• **Objective**
Scan the records for the string "المستهدفة"; copy each line where it occurs.

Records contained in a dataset
::::

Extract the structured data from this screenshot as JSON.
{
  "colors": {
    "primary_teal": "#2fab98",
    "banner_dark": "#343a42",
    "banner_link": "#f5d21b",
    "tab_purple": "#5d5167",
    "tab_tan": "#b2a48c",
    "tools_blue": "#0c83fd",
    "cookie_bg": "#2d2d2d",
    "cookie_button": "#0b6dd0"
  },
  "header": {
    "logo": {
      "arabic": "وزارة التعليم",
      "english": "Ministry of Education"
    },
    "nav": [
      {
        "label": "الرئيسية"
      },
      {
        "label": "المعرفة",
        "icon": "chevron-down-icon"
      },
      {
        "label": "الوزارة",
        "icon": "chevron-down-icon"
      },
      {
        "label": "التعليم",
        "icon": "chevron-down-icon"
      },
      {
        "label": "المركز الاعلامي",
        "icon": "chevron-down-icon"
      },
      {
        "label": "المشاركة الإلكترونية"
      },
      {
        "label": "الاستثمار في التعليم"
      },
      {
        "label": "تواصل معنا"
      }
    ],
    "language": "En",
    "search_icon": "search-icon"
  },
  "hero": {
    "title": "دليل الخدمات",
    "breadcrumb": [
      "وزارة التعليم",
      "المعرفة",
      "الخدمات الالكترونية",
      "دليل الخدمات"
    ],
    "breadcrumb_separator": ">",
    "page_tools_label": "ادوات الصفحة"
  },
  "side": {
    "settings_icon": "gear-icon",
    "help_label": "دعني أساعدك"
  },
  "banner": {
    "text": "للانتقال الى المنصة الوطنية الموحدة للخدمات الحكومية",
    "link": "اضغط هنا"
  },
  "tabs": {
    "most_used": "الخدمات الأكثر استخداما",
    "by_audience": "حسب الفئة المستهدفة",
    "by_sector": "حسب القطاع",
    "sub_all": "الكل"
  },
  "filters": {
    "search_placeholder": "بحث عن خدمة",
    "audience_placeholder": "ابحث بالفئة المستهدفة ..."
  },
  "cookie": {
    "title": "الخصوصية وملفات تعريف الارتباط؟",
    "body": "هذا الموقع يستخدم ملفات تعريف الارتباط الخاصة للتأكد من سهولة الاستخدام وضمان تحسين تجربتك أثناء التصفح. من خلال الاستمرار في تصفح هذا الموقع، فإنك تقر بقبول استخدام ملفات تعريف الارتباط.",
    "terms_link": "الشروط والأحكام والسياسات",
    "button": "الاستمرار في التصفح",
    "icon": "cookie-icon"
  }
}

::::

• **Full solution**
    "by_audience": "حسب الفئة المستهدفة",
    "audience_placeholder": "ابحث بالفئة المستهدفة ..."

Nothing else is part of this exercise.